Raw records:
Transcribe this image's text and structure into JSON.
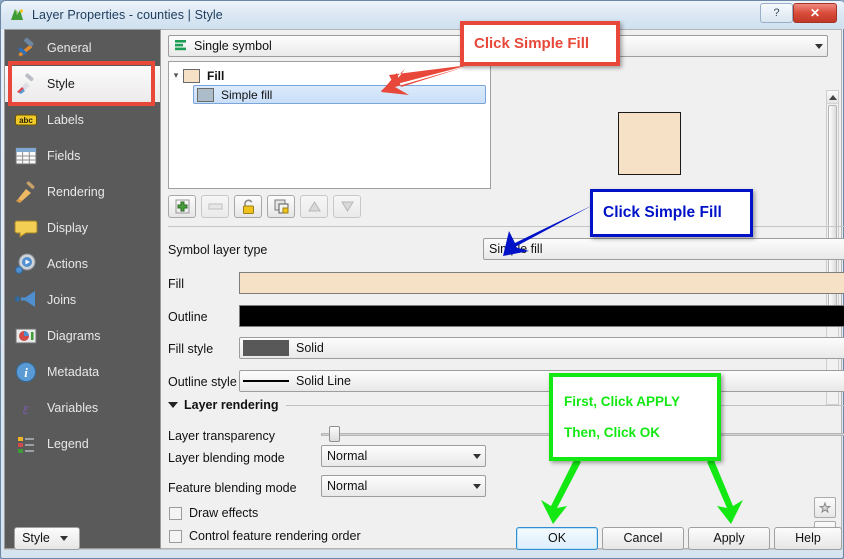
{
  "window": {
    "title": "Layer Properties - counties | Style",
    "app_icon": "qgis-icon",
    "help_button": "?",
    "close_button": "✕"
  },
  "sidebar": {
    "items": [
      {
        "label": "General",
        "icon": "hammer-wrench-icon",
        "selected": false
      },
      {
        "label": "Style",
        "icon": "paintbrush-icon",
        "selected": true
      },
      {
        "label": "Labels",
        "icon": "abc-label-icon",
        "selected": false
      },
      {
        "label": "Fields",
        "icon": "table-grid-icon",
        "selected": false
      },
      {
        "label": "Rendering",
        "icon": "broom-icon",
        "selected": false
      },
      {
        "label": "Display",
        "icon": "speech-bubble-icon",
        "selected": false
      },
      {
        "label": "Actions",
        "icon": "gear-play-icon",
        "selected": false
      },
      {
        "label": "Joins",
        "icon": "join-arrow-icon",
        "selected": false
      },
      {
        "label": "Diagrams",
        "icon": "pie-chart-icon",
        "selected": false
      },
      {
        "label": "Metadata",
        "icon": "info-circle-icon",
        "selected": false
      },
      {
        "label": "Variables",
        "icon": "epsilon-icon",
        "selected": false
      },
      {
        "label": "Legend",
        "icon": "legend-list-icon",
        "selected": false
      }
    ]
  },
  "renderer": {
    "selected": "Single symbol",
    "icon": "single-symbol-icon"
  },
  "symbol_tree": {
    "parent": {
      "label": "Fill",
      "swatch_color": "#f6e0c6",
      "expanded": true
    },
    "child": {
      "label": "Simple fill",
      "swatch_color": "#adbcc9",
      "selected": true
    }
  },
  "symbol_preview": {
    "fill_color": "#f6e0c6",
    "outline_color": "#1a1a1a"
  },
  "layer_toolbar": {
    "buttons": [
      {
        "name": "add-symbol-layer",
        "icon": "plus-icon",
        "enabled": true
      },
      {
        "name": "remove-symbol-layer",
        "icon": "minus-icon",
        "enabled": false
      },
      {
        "name": "lock-colors",
        "icon": "lock-icon",
        "enabled": true
      },
      {
        "name": "duplicate-layer",
        "icon": "duplicate-icon",
        "enabled": true
      },
      {
        "name": "move-layer-up",
        "icon": "arrow-up-icon",
        "enabled": false
      },
      {
        "name": "move-layer-down",
        "icon": "arrow-down-icon",
        "enabled": false
      }
    ]
  },
  "symbol_form": {
    "symbol_layer_type": {
      "label": "Symbol layer type",
      "value": "Simple fill"
    },
    "fill": {
      "label": "Fill",
      "color": "#f6e0c6"
    },
    "outline": {
      "label": "Outline",
      "color": "#000000"
    },
    "fill_style": {
      "label": "Fill style",
      "value": "Solid",
      "chip_color": "#585858"
    },
    "outline_style": {
      "label": "Outline style",
      "value": "Solid Line",
      "chip_color": "#000000"
    },
    "data_defined_icon": "data-defined-override-icon"
  },
  "layer_rendering": {
    "title": "Layer rendering",
    "transparency": {
      "label": "Layer transparency",
      "value": "0"
    },
    "layer_blending": {
      "label": "Layer blending mode",
      "value": "Normal"
    },
    "feature_blending": {
      "label": "Feature blending mode",
      "value": "Normal"
    },
    "draw_effects": {
      "label": "Draw effects",
      "checked": false
    },
    "control_order": {
      "label": "Control feature rendering order",
      "checked": false
    },
    "effects_button": "effects-star-icon",
    "sort_button": "sort-az-icon"
  },
  "footer": {
    "style_button": "Style",
    "ok_button": "OK",
    "cancel_button": "Cancel",
    "apply_button": "Apply",
    "help_button": "Help"
  },
  "annotations": {
    "red_callout": {
      "text": "Click Simple Fill",
      "color": "#e8483a"
    },
    "blue_callout": {
      "text": "Click Simple Fill",
      "color": "#0012c8"
    },
    "green_callout": {
      "line1": "First, Click APPLY",
      "line2": "Then, Click OK",
      "color": "#13e813"
    }
  }
}
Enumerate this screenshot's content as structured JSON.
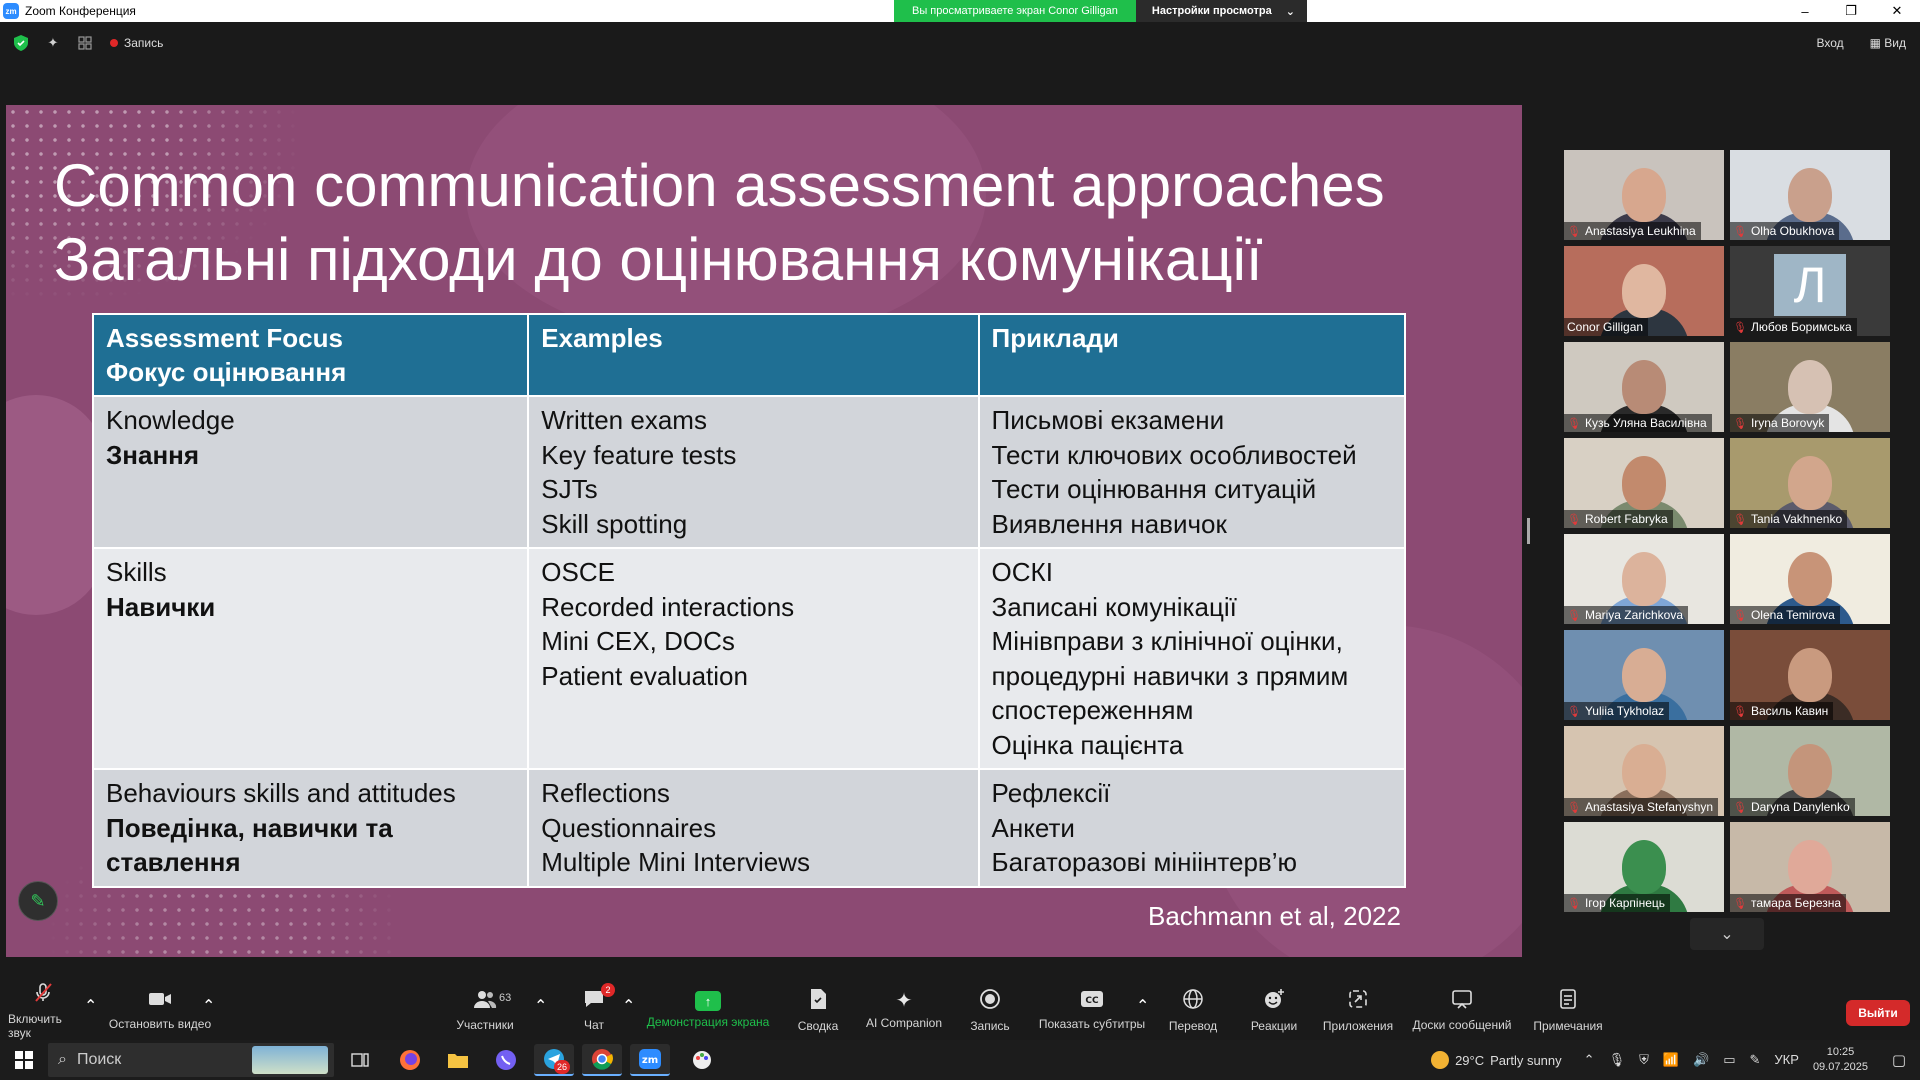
{
  "window": {
    "title": "Zoom Конференция",
    "app_logo": "zm",
    "share_banner": "Вы просматриваете экран Conor Gilligan",
    "view_settings": "Настройки просмотра",
    "controls": [
      "–",
      "❐",
      "✕"
    ]
  },
  "topbar": {
    "record_label": "Запись",
    "signin_label": "Вход",
    "view_label": "Вид"
  },
  "slide": {
    "title_en": "Common communication assessment approaches",
    "title_uk": "Загальні підходи до оцінювання комунікації",
    "headers": [
      {
        "lines": [
          "Assessment Focus",
          "Фокус оцінювання"
        ]
      },
      {
        "lines": [
          "Examples"
        ]
      },
      {
        "lines": [
          "Приклади"
        ]
      }
    ],
    "rows": [
      {
        "focus_en": "Knowledge",
        "focus_uk": "Знання",
        "examples": [
          "Written exams",
          "Key feature tests",
          "SJTs",
          "Skill spotting"
        ],
        "examples_uk": [
          "Письмові екзамени",
          "Тести ключових особливостей",
          "Тести оцінювання ситуацій",
          "Виявлення навичок"
        ]
      },
      {
        "focus_en": "Skills",
        "focus_uk": "Навички",
        "examples": [
          "OSCE",
          "Recorded interactions",
          "Mini CEX, DOCs",
          "Patient evaluation"
        ],
        "examples_uk": [
          "ОСКІ",
          "Записані комунікації",
          "Мінівправи з клінічної оцінки, процедурні навички з прямим спостереженням",
          "Оцінка пацієнта"
        ]
      },
      {
        "focus_en": "Behaviours skills and attitudes",
        "focus_uk": "Поведінка, навички та ставлення",
        "examples": [
          "Reflections",
          "Questionnaires",
          "Multiple Mini Interviews"
        ],
        "examples_uk": [
          "Рефлексії",
          "Анкети",
          "Багаторазові мініінтерв’ю"
        ]
      }
    ],
    "citation": "Bachmann et al, 2022"
  },
  "participants": [
    {
      "name": "Anastasiya Leukhina",
      "bg": "#c9c3bd",
      "skin": "#d7a78e",
      "shirt": "#3c3b4a"
    },
    {
      "name": "Olha Obukhova",
      "bg": "#d9dde2",
      "skin": "#c9a08c",
      "shirt": "#5a6c8c"
    },
    {
      "name": "Conor Gilligan",
      "bg": "#b76d5c",
      "skin": "#e0b7a0",
      "shirt": "#2d3640",
      "active": true
    },
    {
      "name": "Любов Боримська",
      "initial": "Л",
      "bg": "#3a3a3a"
    },
    {
      "name": "Кузь Уляна Василівна",
      "bg": "#cfc9c0",
      "skin": "#b88b76",
      "shirt": "#2a2a2a"
    },
    {
      "name": "Iryna Borovyk",
      "bg": "#8a7d63",
      "skin": "#d6c1b3",
      "shirt": "#e4e4e4"
    },
    {
      "name": "Robert Fabryka",
      "bg": "#d8d0c4",
      "skin": "#c28a6d",
      "shirt": "#7a8a6e"
    },
    {
      "name": "Tania Vakhnenko",
      "bg": "#a89a6d",
      "skin": "#d2a68c",
      "shirt": "#5b5b6b"
    },
    {
      "name": "Mariya Zarichkova",
      "bg": "#e8e6e0",
      "skin": "#dcb39c",
      "shirt": "#7fa6d6"
    },
    {
      "name": "Olena Temirova",
      "bg": "#f0ece0",
      "skin": "#c89478",
      "shirt": "#2d5a8c"
    },
    {
      "name": "Yuliia Tykholaz",
      "bg": "#6f8fb0",
      "skin": "#d8ad94",
      "shirt": "#3a6f9f"
    },
    {
      "name": "Василь Кавин",
      "bg": "#7a4d3a",
      "skin": "#c99a7f",
      "shirt": "#3b2c25"
    },
    {
      "name": "Anastasiya Stefanyshyn",
      "bg": "#d6c4b0",
      "skin": "#d9ae93",
      "shirt": "#8b6f5c"
    },
    {
      "name": "Daryna Danylenko",
      "bg": "#b0b8a5",
      "skin": "#c4957b",
      "shirt": "#4a4a4a"
    },
    {
      "name": "Ігор Карпінець",
      "bg": "#dcdcd4",
      "skin": "#3b8f4f",
      "shirt": "#2f7a42"
    },
    {
      "name": "тамара Березна",
      "bg": "#c7b9a8",
      "skin": "#e0a999",
      "shirt": "#c05a5a"
    }
  ],
  "toolbar": {
    "unmute": "Включить звук",
    "stop_video": "Остановить видео",
    "participants": "Участники",
    "participants_count": "63",
    "chat": "Чат",
    "chat_badge": "2",
    "share": "Демонстрация экрана",
    "summary": "Сводка",
    "ai": "AI Companion",
    "record": "Запись",
    "captions": "Показать субтитры",
    "translate": "Перевод",
    "reactions": "Реакции",
    "apps": "Приложения",
    "whiteboards": "Доски сообщений",
    "notes": "Примечания",
    "leave": "Выйти"
  },
  "taskbar": {
    "search_placeholder": "Поиск",
    "temperature": "29°C",
    "weather": "Partly sunny",
    "language": "УКР",
    "time": "10:25",
    "date": "09.07.2025",
    "telegram_badge": "26"
  }
}
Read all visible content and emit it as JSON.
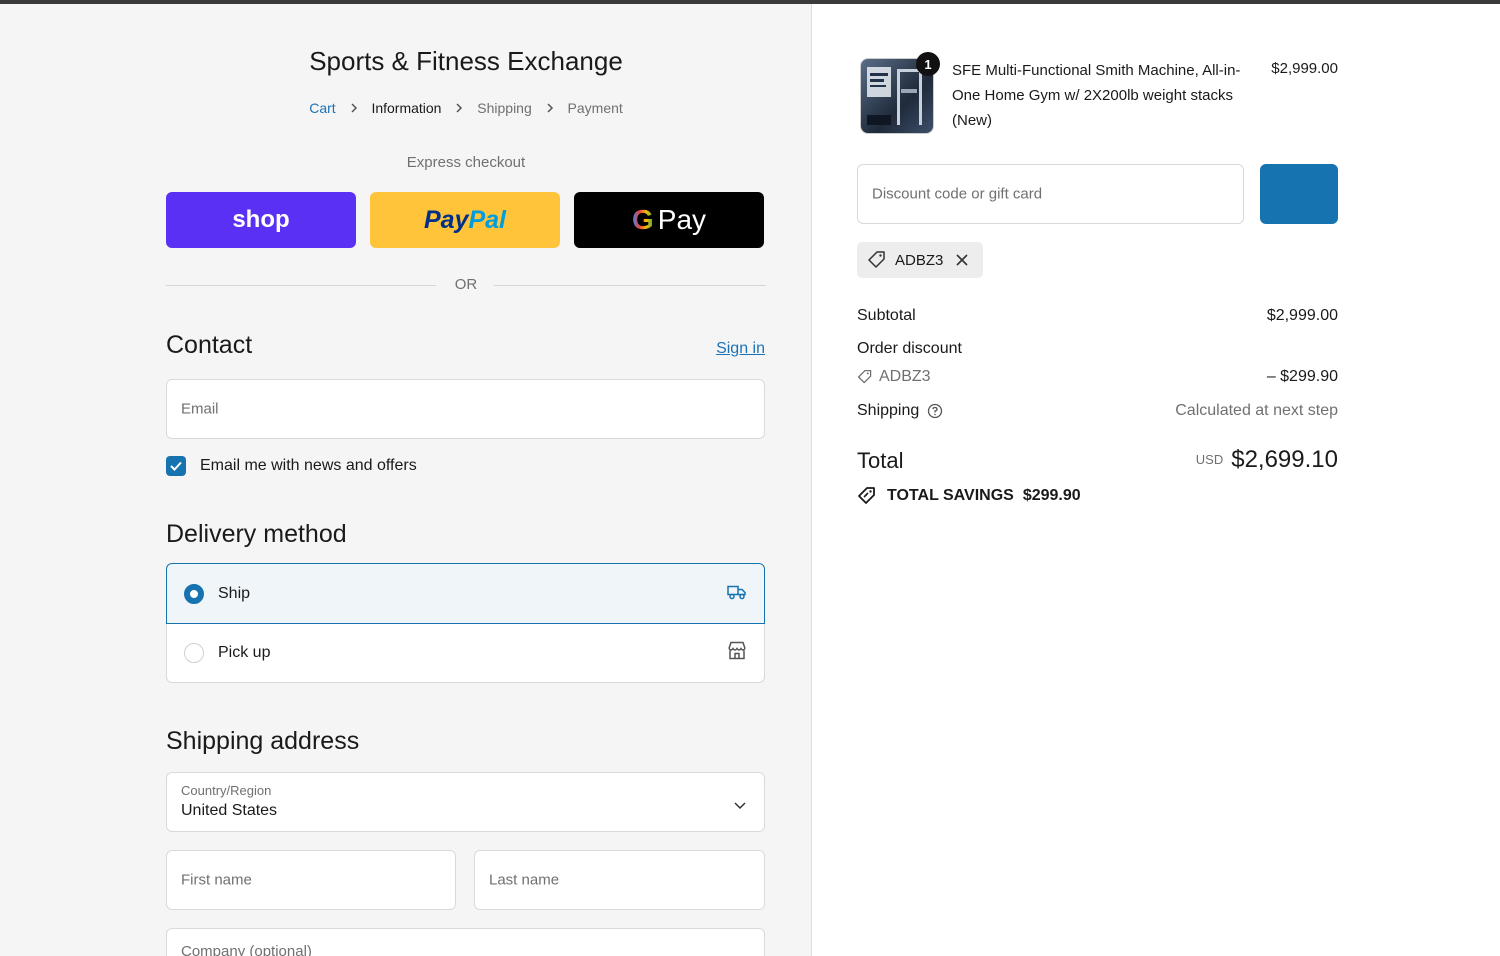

*TASK STATEMENT:*
Gather each line that holds "arrow".

*FINAL RESULT:*
        "icon": "join-arrow-icon",
        "icon": "arrow-up-icon",
        "icon": "arrow-down-icon",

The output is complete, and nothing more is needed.